(Records from a data source)

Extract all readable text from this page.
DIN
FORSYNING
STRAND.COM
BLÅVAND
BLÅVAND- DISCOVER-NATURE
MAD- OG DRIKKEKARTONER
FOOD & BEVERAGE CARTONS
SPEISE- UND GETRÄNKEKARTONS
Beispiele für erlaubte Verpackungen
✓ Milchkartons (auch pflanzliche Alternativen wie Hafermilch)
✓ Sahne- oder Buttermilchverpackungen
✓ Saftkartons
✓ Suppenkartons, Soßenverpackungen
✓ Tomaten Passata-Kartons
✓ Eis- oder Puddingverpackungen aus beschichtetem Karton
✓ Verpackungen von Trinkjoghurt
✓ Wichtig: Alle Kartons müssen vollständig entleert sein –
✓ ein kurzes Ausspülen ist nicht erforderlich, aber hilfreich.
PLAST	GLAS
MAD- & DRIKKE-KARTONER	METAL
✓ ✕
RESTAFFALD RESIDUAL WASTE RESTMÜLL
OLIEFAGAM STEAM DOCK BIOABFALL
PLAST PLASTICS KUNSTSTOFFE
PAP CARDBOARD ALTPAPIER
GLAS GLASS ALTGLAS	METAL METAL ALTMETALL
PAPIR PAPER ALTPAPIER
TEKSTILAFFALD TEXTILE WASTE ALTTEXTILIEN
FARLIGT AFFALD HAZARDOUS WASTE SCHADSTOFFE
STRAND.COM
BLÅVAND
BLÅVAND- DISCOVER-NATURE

--

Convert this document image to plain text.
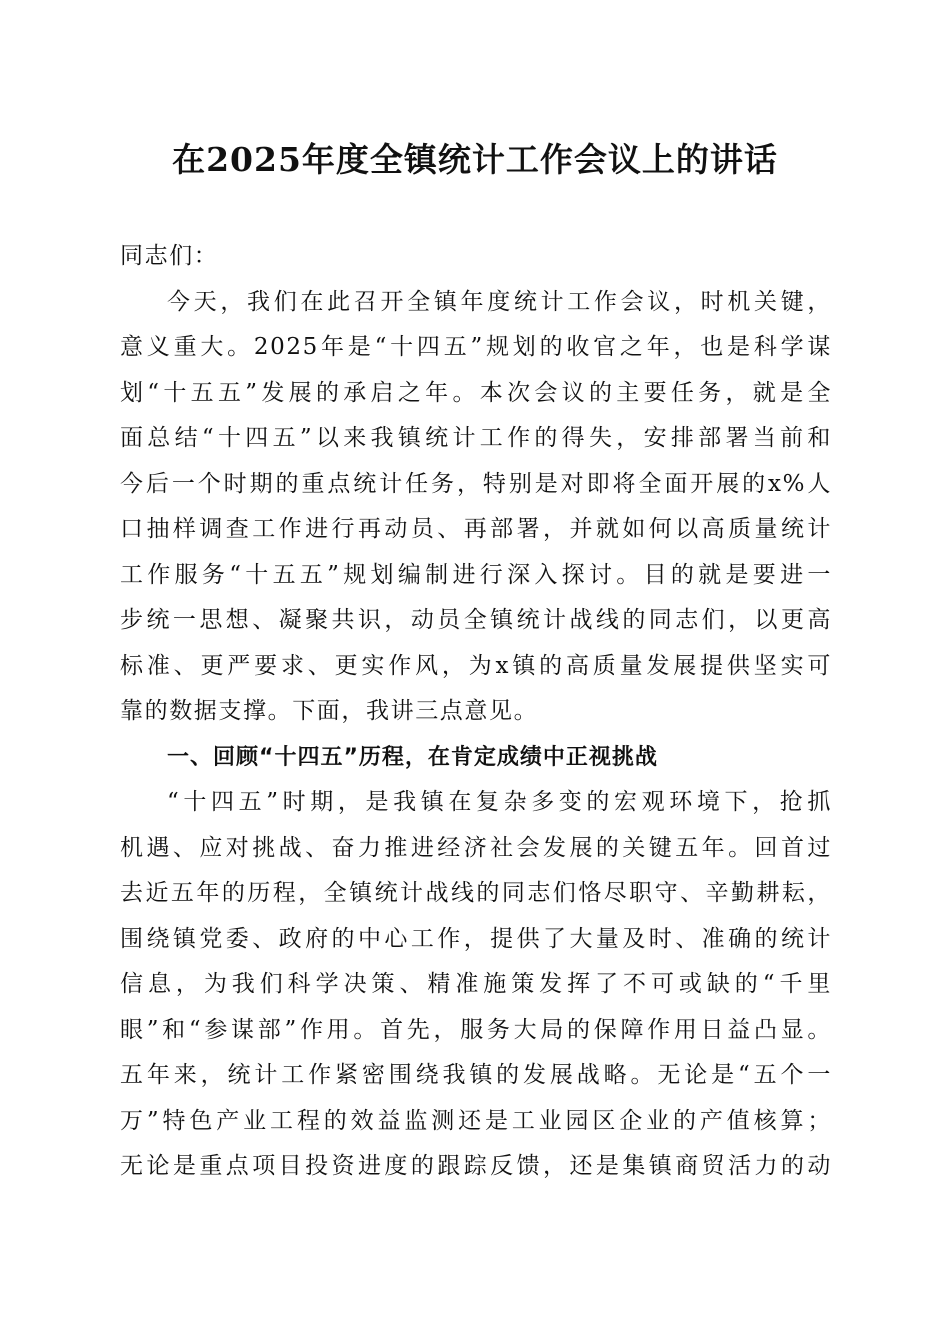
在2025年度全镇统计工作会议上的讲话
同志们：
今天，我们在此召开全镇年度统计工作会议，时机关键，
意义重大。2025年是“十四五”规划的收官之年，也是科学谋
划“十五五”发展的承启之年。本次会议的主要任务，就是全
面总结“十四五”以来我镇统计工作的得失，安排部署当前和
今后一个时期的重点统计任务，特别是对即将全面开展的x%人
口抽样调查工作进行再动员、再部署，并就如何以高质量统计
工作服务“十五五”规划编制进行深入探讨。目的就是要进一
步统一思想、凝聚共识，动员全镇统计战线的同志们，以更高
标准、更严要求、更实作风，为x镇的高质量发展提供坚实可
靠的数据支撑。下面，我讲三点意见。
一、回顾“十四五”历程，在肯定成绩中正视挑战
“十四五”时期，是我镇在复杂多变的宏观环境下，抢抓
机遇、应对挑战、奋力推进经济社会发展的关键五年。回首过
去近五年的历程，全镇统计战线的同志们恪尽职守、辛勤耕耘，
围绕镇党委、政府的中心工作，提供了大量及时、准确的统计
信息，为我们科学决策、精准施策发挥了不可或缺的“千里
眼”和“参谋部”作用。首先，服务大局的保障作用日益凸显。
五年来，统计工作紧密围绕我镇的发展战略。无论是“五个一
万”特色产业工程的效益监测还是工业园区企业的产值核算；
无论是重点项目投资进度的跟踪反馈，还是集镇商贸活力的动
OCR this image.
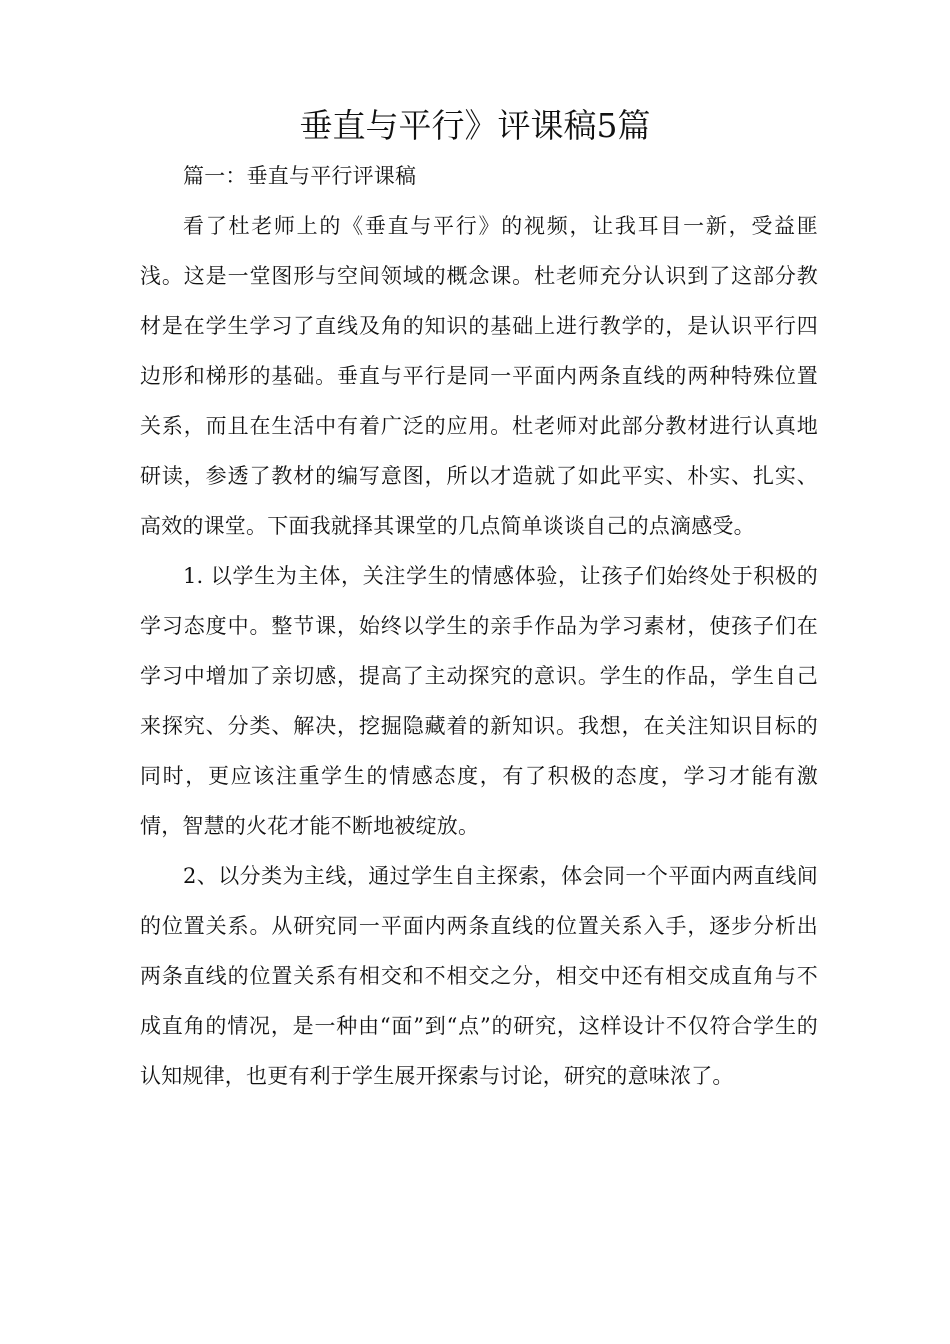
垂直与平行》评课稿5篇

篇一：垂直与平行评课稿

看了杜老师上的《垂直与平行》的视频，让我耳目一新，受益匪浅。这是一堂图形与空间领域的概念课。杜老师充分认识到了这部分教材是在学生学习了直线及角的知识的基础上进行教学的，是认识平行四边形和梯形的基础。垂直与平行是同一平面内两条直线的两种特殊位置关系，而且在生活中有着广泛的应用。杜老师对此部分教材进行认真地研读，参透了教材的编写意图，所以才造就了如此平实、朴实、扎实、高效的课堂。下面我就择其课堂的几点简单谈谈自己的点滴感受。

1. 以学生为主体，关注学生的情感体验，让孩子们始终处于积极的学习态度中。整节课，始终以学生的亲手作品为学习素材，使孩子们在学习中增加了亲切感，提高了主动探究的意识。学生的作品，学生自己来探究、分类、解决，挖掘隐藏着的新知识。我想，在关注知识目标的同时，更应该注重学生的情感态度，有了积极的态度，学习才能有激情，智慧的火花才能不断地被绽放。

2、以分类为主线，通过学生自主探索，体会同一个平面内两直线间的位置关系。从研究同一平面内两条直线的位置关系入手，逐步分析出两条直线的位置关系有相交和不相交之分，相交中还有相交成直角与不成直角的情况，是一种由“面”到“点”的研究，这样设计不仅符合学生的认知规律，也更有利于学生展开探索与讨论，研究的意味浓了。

EXERCISE
Search the preceding listing for the word "ALTPAPIER" and pull out every line that holds it.

ANSWER TO THIS EXERCISE
PAP CARDBOARD ALTPAPIER
PAPIR PAPER ALTPAPIER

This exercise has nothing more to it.